* Start Entries supplied *

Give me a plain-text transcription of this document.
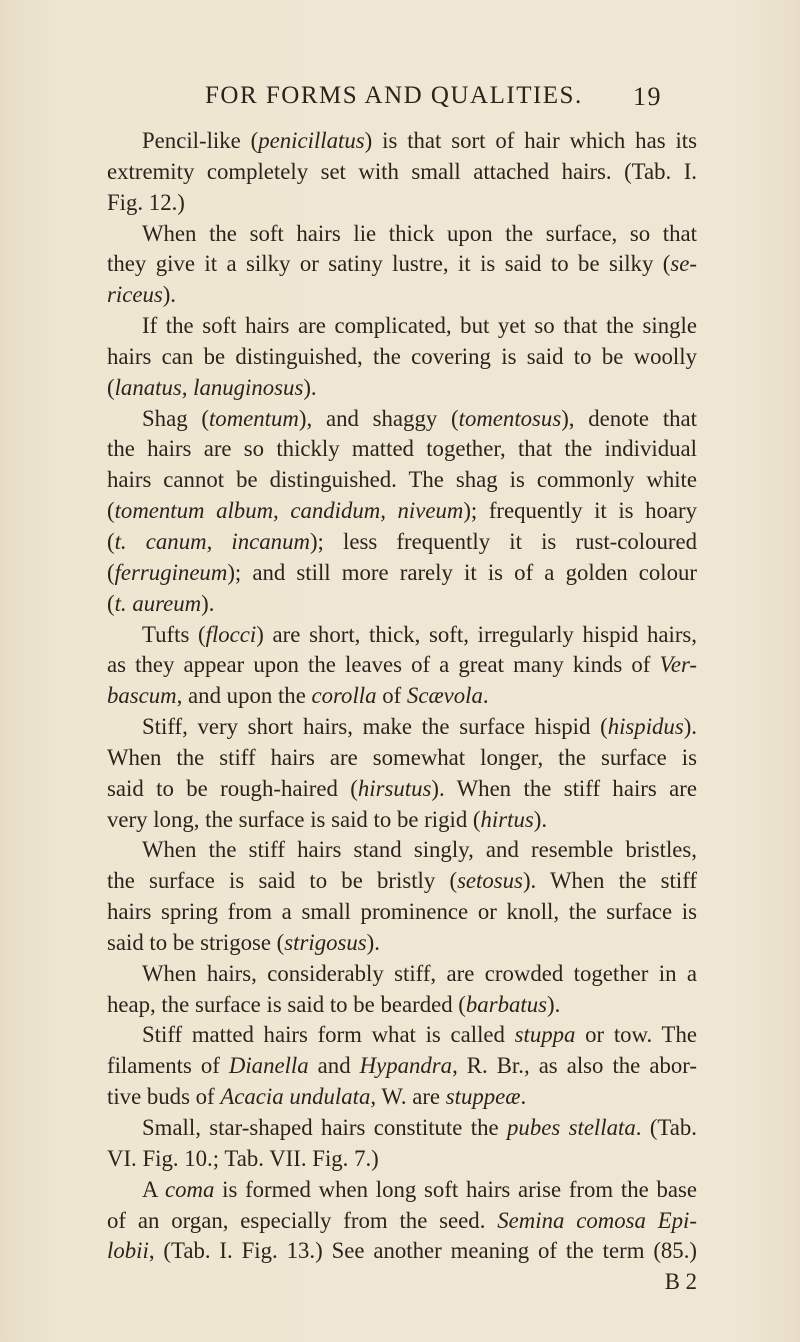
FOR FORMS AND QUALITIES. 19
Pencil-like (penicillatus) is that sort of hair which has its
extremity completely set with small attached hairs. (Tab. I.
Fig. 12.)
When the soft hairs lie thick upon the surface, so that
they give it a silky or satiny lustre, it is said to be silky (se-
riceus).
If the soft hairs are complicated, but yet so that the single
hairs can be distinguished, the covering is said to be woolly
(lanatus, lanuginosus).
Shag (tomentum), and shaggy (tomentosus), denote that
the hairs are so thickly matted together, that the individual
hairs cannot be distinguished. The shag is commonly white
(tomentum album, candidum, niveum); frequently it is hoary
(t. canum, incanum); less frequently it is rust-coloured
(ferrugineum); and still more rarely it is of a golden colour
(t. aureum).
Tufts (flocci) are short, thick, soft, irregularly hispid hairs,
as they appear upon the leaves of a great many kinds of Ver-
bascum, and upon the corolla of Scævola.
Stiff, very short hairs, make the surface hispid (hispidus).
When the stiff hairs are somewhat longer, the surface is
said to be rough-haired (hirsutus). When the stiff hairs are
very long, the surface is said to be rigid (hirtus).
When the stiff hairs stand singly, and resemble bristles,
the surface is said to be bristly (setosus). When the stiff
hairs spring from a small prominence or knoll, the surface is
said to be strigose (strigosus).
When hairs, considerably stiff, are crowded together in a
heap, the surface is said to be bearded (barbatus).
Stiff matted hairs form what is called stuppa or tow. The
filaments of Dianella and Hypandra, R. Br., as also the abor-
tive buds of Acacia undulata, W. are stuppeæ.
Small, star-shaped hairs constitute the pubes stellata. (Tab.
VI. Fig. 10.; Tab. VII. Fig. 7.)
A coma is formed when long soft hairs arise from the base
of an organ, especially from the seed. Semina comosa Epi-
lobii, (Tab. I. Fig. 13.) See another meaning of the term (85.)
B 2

* End Entries supplied *

*What you are asked to do*
Every line of the material is to be quoted exactly, with no pictures carried over.

*Expected output*
Give me a plain-text transcription of this document.
FOR FORMS AND QUALITIES. 19
Pencil-like (penicillatus) is that sort of hair which has its
extremity completely set with small attached hairs. (Tab. I.
Fig. 12.)
When the soft hairs lie thick upon the surface, so that
they give it a silky or satiny lustre, it is said to be silky (se-
riceus).
If the soft hairs are complicated, but yet so that the single
hairs can be distinguished, the covering is said to be woolly
(lanatus, lanuginosus).
Shag (tomentum), and shaggy (tomentosus), denote that
the hairs are so thickly matted together, that the individual
hairs cannot be distinguished. The shag is commonly white
(tomentum album, candidum, niveum); frequently it is hoary
(t. canum, incanum); less frequently it is rust-coloured
(ferrugineum); and still more rarely it is of a golden colour
(t. aureum).
Tufts (flocci) are short, thick, soft, irregularly hispid hairs,
as they appear upon the leaves of a great many kinds of Ver-
bascum, and upon the corolla of Scævola.
Stiff, very short hairs, make the surface hispid (hispidus).
When the stiff hairs are somewhat longer, the surface is
said to be rough-haired (hirsutus). When the stiff hairs are
very long, the surface is said to be rigid (hirtus).
When the stiff hairs stand singly, and resemble bristles,
the surface is said to be bristly (setosus). When the stiff
hairs spring from a small prominence or knoll, the surface is
said to be strigose (strigosus).
When hairs, considerably stiff, are crowded together in a
heap, the surface is said to be bearded (barbatus).
Stiff matted hairs form what is called stuppa or tow. The
filaments of Dianella and Hypandra, R. Br., as also the abor-
tive buds of Acacia undulata, W. are stuppeæ.
Small, star-shaped hairs constitute the pubes stellata. (Tab.
VI. Fig. 10.; Tab. VII. Fig. 7.)
A coma is formed when long soft hairs arise from the base
of an organ, especially from the seed. Semina comosa Epi-
lobii, (Tab. I. Fig. 13.) See another meaning of the term (85.)
B 2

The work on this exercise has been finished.